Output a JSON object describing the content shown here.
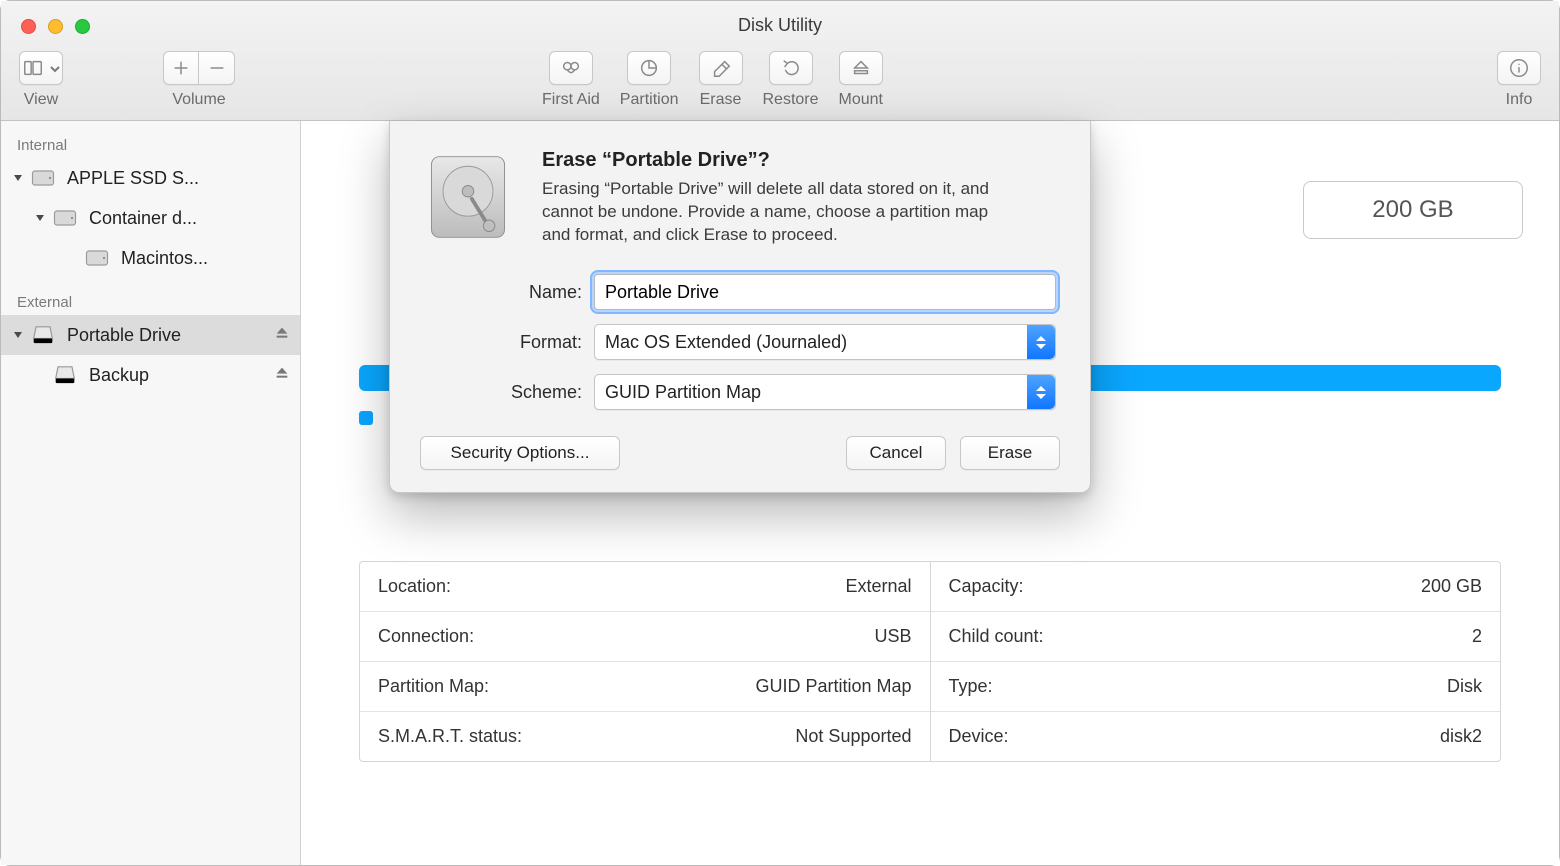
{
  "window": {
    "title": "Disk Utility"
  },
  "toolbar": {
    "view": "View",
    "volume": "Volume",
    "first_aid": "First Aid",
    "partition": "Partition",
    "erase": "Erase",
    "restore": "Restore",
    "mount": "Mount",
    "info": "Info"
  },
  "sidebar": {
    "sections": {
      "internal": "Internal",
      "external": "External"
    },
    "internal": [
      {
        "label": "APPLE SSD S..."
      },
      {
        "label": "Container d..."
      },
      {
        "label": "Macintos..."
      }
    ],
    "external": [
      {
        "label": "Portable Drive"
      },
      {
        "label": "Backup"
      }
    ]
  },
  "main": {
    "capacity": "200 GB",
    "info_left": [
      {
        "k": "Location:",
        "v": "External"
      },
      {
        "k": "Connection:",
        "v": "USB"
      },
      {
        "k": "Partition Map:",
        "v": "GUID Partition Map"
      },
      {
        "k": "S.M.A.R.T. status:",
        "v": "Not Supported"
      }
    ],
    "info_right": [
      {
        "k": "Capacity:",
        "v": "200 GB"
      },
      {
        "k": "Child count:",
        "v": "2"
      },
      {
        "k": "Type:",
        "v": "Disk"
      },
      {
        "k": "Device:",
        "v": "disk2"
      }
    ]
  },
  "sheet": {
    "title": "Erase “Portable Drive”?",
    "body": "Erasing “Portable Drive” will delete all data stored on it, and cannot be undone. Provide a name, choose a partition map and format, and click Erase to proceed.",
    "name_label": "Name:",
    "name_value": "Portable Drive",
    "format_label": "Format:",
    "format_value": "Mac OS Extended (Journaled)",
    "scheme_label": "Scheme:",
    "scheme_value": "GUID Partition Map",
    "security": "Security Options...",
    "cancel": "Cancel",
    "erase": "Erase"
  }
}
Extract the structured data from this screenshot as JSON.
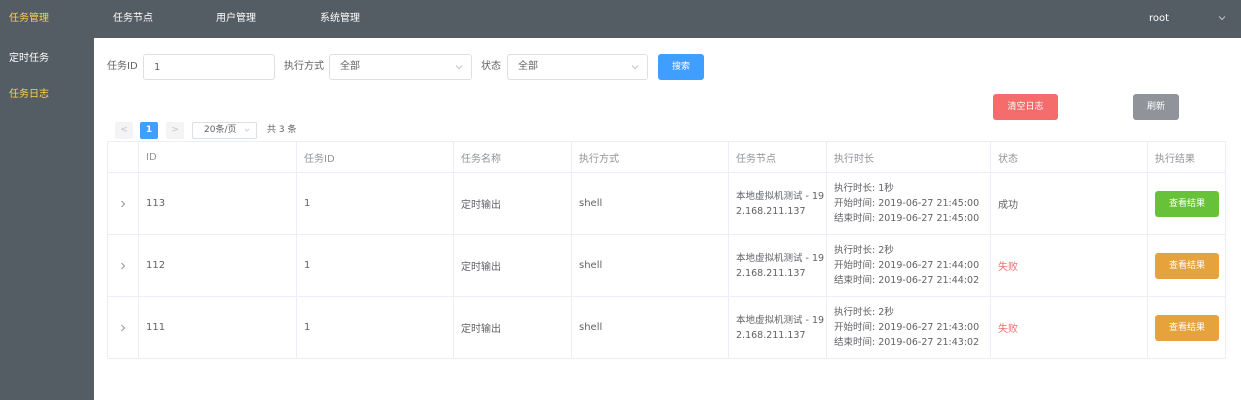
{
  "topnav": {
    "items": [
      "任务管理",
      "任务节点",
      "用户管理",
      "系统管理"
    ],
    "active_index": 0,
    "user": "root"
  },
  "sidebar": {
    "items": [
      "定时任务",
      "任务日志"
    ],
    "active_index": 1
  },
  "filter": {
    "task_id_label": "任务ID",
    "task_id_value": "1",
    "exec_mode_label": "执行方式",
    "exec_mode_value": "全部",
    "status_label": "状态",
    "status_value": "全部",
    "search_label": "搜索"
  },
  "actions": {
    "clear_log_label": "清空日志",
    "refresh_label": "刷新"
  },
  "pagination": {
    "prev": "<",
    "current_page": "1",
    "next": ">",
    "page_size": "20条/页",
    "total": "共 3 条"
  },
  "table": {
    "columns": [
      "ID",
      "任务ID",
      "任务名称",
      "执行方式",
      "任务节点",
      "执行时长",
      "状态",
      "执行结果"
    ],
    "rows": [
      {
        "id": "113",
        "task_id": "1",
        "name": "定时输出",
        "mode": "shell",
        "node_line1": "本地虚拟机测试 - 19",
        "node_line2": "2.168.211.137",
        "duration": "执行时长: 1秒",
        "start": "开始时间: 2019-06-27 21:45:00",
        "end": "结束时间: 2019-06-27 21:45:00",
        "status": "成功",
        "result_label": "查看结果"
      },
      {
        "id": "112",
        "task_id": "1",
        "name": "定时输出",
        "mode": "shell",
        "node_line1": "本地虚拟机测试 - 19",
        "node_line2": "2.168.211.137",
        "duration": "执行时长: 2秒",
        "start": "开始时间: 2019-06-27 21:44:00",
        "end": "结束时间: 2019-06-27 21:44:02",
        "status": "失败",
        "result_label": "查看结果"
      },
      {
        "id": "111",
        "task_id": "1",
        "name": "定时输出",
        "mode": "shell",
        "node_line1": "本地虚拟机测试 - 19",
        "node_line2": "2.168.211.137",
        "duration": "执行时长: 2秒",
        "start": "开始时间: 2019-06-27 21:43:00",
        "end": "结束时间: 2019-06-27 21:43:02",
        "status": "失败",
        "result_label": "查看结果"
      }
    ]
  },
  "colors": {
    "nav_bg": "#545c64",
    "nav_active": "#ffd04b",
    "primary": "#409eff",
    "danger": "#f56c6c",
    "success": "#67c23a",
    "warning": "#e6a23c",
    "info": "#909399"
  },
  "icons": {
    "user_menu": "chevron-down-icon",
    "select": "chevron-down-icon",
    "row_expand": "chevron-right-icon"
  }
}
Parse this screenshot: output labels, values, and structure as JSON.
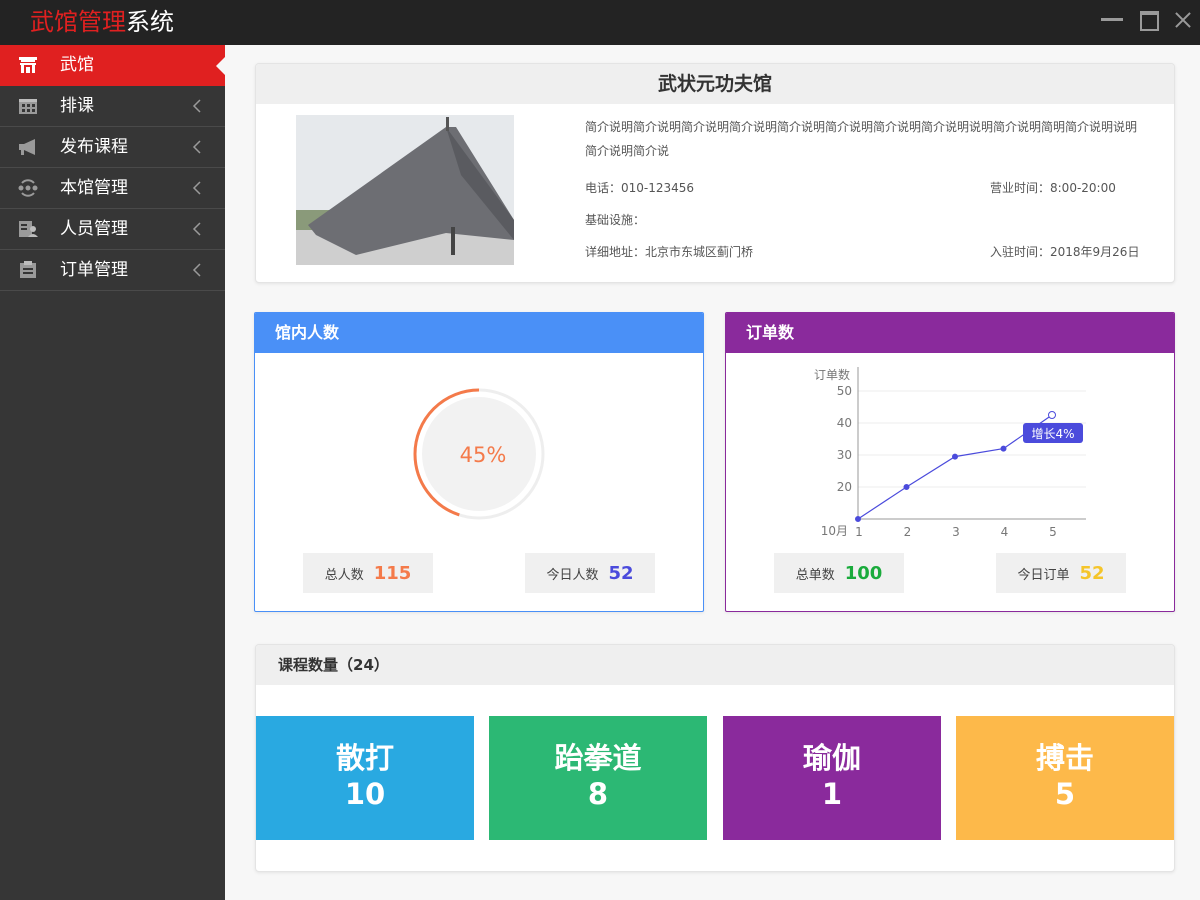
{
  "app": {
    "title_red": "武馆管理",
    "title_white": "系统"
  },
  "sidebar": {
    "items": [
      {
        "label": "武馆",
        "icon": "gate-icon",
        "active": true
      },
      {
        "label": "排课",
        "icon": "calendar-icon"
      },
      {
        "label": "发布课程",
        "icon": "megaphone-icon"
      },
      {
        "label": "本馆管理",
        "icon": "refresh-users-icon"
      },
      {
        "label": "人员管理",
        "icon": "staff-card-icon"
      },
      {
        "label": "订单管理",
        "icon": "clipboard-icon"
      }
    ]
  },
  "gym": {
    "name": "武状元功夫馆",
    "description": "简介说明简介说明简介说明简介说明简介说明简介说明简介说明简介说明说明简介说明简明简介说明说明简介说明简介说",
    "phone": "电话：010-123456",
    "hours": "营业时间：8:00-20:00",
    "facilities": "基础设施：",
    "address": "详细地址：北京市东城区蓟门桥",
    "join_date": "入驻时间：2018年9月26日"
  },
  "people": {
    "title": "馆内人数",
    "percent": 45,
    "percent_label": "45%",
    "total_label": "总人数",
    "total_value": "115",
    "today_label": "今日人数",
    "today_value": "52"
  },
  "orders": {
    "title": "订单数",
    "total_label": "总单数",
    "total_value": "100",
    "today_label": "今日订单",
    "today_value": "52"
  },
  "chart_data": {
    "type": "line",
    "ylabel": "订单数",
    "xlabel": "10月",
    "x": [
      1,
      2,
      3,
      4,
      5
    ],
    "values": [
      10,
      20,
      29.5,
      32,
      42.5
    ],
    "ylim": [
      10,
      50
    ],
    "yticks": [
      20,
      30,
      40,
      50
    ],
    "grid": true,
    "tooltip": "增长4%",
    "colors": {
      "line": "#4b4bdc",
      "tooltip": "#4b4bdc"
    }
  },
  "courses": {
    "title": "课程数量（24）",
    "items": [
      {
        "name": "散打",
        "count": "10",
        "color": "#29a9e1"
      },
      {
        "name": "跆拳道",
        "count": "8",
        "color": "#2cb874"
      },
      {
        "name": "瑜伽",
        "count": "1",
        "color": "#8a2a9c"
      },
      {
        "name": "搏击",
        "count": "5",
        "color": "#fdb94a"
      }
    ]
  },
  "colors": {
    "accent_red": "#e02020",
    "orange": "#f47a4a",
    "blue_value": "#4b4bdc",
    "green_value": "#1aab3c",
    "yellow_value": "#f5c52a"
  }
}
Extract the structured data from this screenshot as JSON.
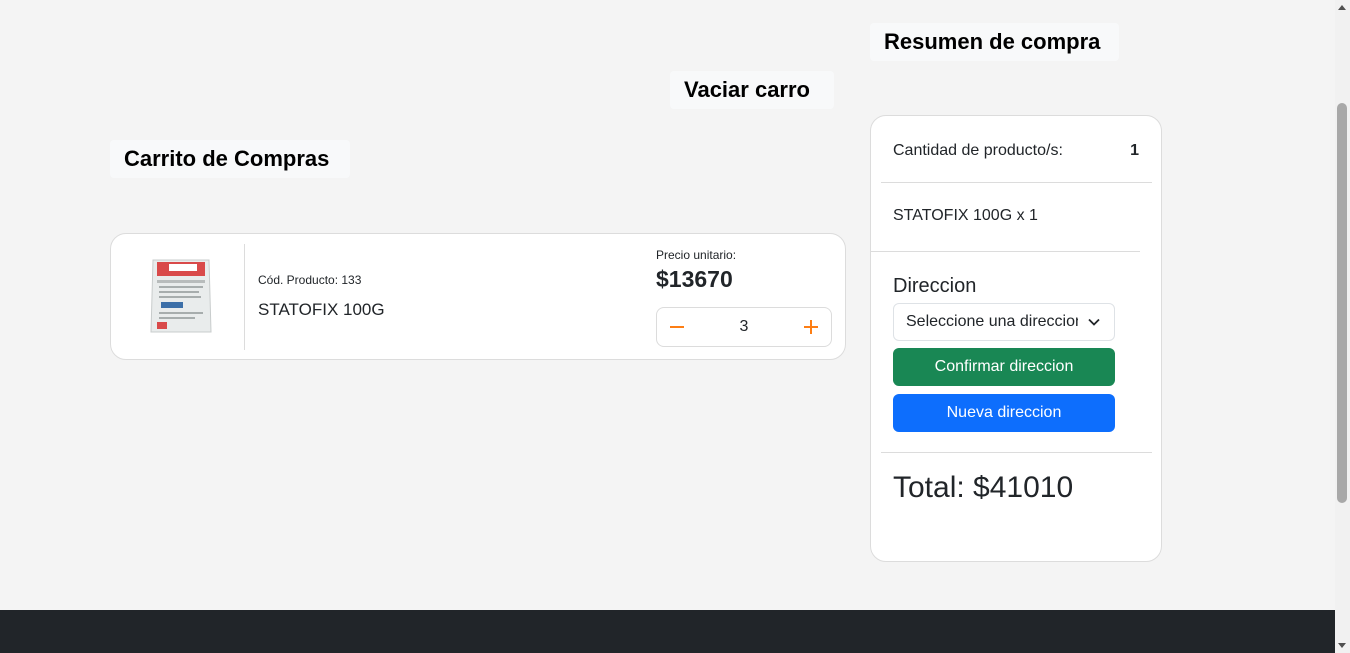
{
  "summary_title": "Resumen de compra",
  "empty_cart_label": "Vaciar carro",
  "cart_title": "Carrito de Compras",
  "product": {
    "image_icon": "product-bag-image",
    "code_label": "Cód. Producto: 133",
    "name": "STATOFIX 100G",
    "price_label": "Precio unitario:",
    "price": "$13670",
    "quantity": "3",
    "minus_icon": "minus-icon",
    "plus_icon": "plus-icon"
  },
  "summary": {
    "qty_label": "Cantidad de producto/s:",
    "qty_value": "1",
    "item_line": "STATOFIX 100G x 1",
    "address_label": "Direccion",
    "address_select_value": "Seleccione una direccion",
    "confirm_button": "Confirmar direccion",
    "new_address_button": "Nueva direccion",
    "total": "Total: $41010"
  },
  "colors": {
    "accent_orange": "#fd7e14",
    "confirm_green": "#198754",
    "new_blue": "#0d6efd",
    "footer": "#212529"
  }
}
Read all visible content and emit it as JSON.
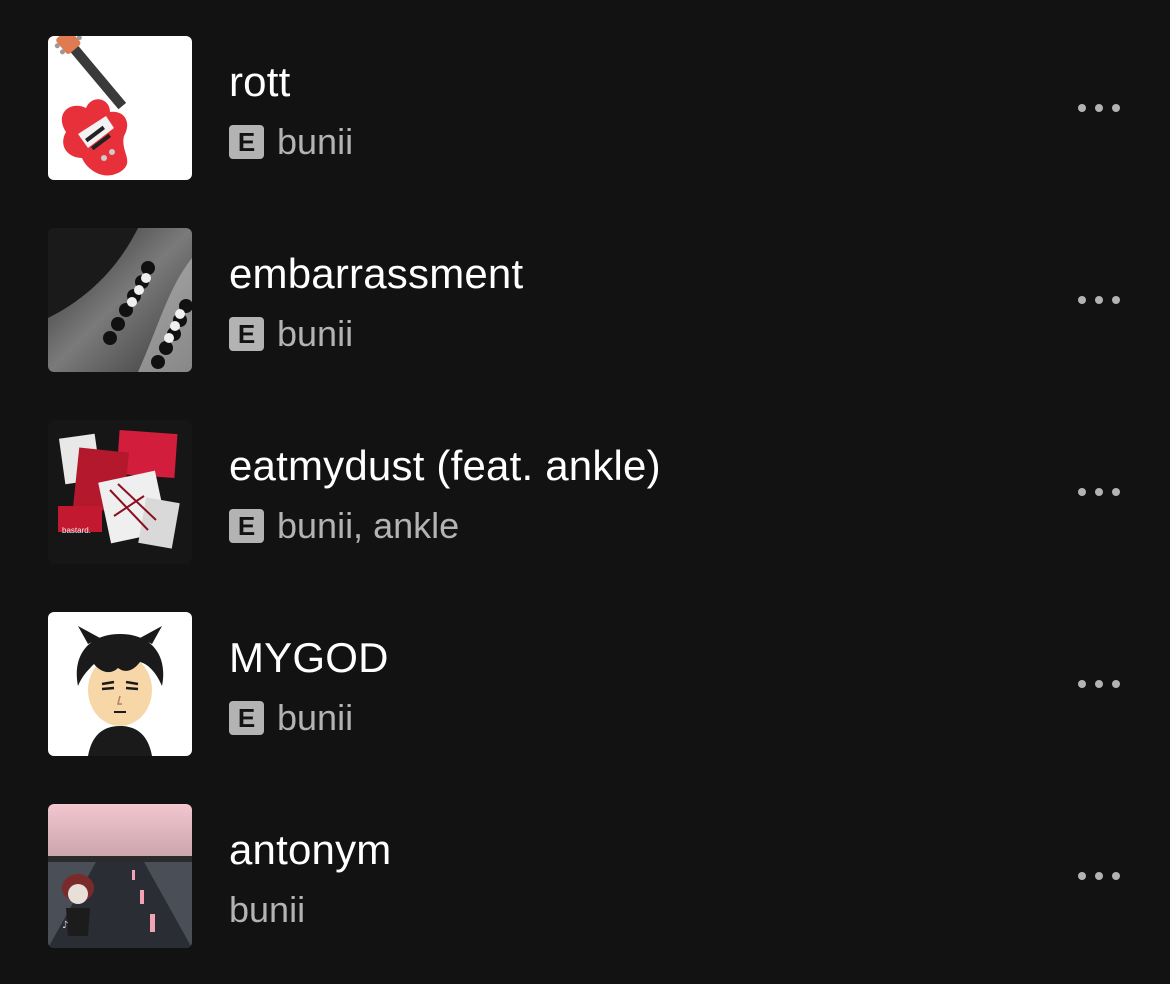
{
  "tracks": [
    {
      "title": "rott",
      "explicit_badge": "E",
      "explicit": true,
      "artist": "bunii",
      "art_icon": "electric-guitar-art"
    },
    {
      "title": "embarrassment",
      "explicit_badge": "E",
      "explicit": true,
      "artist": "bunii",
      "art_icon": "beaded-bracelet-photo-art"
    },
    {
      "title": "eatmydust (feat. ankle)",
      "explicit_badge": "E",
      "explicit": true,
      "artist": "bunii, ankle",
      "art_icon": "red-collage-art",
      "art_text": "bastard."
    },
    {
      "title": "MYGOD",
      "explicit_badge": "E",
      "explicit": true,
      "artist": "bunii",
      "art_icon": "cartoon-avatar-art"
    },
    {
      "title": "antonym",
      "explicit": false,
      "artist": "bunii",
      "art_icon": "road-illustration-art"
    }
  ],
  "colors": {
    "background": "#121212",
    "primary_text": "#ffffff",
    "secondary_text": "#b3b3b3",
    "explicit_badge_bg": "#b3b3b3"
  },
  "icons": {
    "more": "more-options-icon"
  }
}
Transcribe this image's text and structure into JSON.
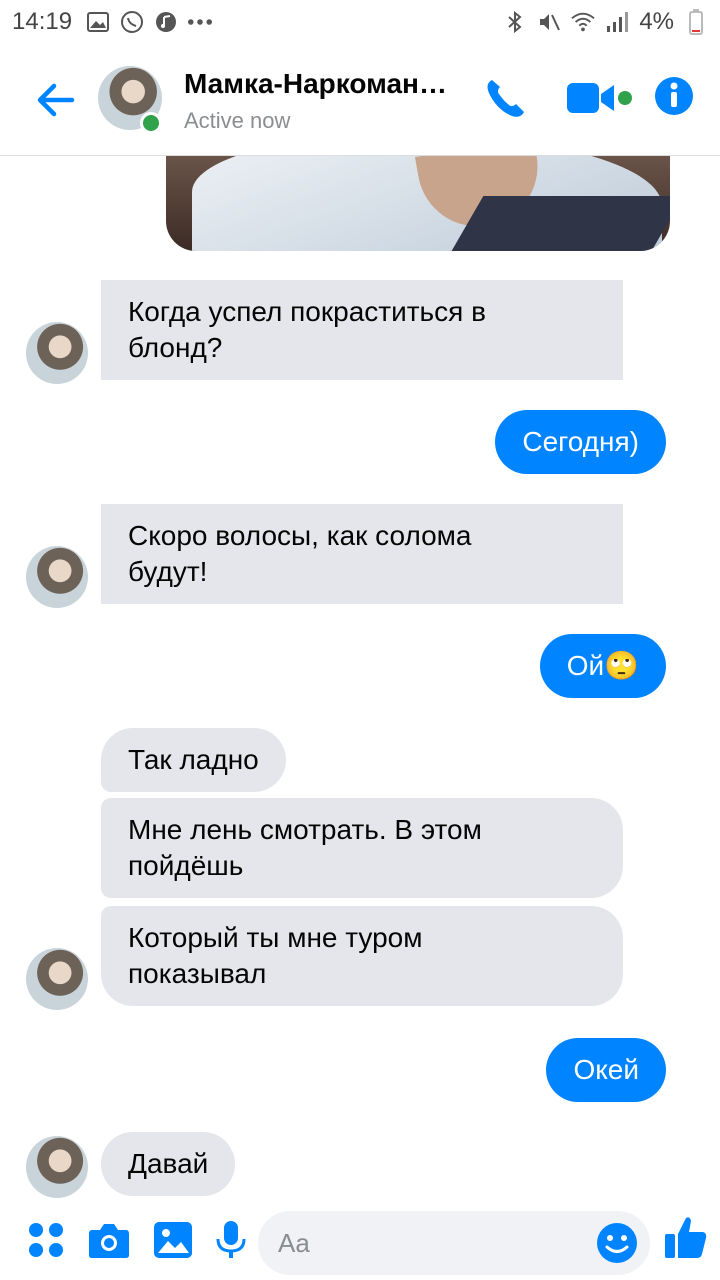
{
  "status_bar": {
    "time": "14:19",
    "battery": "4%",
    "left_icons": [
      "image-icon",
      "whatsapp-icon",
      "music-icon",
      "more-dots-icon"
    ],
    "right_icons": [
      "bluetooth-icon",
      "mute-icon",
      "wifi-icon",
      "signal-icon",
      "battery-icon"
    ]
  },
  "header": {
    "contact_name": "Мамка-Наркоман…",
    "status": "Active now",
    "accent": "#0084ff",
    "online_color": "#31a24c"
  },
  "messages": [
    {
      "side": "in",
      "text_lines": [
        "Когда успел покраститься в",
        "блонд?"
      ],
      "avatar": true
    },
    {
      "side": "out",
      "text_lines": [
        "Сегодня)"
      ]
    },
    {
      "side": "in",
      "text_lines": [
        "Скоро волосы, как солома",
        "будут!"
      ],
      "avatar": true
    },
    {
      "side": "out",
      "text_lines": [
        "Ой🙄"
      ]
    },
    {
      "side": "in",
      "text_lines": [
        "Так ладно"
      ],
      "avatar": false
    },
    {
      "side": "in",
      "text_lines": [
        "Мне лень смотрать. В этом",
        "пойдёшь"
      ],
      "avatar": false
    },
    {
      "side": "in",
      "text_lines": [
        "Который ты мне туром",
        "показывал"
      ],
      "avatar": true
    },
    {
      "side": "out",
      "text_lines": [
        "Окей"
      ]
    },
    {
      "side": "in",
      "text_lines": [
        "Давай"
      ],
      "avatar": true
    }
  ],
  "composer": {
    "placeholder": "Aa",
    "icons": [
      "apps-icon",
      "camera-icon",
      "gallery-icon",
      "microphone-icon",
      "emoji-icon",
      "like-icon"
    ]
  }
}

* [PROBLEM]: Please quote the records above exactly, beginning at the line that contains "Transcribe this image's" and ending at their last line. Leave the pictures out.

* [FULL OUTPUT]:
Transcribe this image's text and structure into JSON.
{
  "status_bar": {
    "time": "14:19",
    "battery": "4%",
    "left_icons": [
      "image-icon",
      "whatsapp-icon",
      "music-icon",
      "more-dots-icon"
    ],
    "right_icons": [
      "bluetooth-icon",
      "mute-icon",
      "wifi-icon",
      "signal-icon",
      "battery-icon"
    ]
  },
  "header": {
    "contact_name": "Мамка-Наркоман…",
    "status": "Active now",
    "accent": "#0084ff",
    "online_color": "#31a24c"
  },
  "messages": [
    {
      "side": "in",
      "text_lines": [
        "Когда успел покраститься в",
        "блонд?"
      ],
      "avatar": true
    },
    {
      "side": "out",
      "text_lines": [
        "Сегодня)"
      ]
    },
    {
      "side": "in",
      "text_lines": [
        "Скоро волосы, как солома",
        "будут!"
      ],
      "avatar": true
    },
    {
      "side": "out",
      "text_lines": [
        "Ой🙄"
      ]
    },
    {
      "side": "in",
      "text_lines": [
        "Так ладно"
      ],
      "avatar": false
    },
    {
      "side": "in",
      "text_lines": [
        "Мне лень смотрать. В этом",
        "пойдёшь"
      ],
      "avatar": false
    },
    {
      "side": "in",
      "text_lines": [
        "Который ты мне туром",
        "показывал"
      ],
      "avatar": true
    },
    {
      "side": "out",
      "text_lines": [
        "Окей"
      ]
    },
    {
      "side": "in",
      "text_lines": [
        "Давай"
      ],
      "avatar": true
    }
  ],
  "composer": {
    "placeholder": "Aa",
    "icons": [
      "apps-icon",
      "camera-icon",
      "gallery-icon",
      "microphone-icon",
      "emoji-icon",
      "like-icon"
    ]
  }
}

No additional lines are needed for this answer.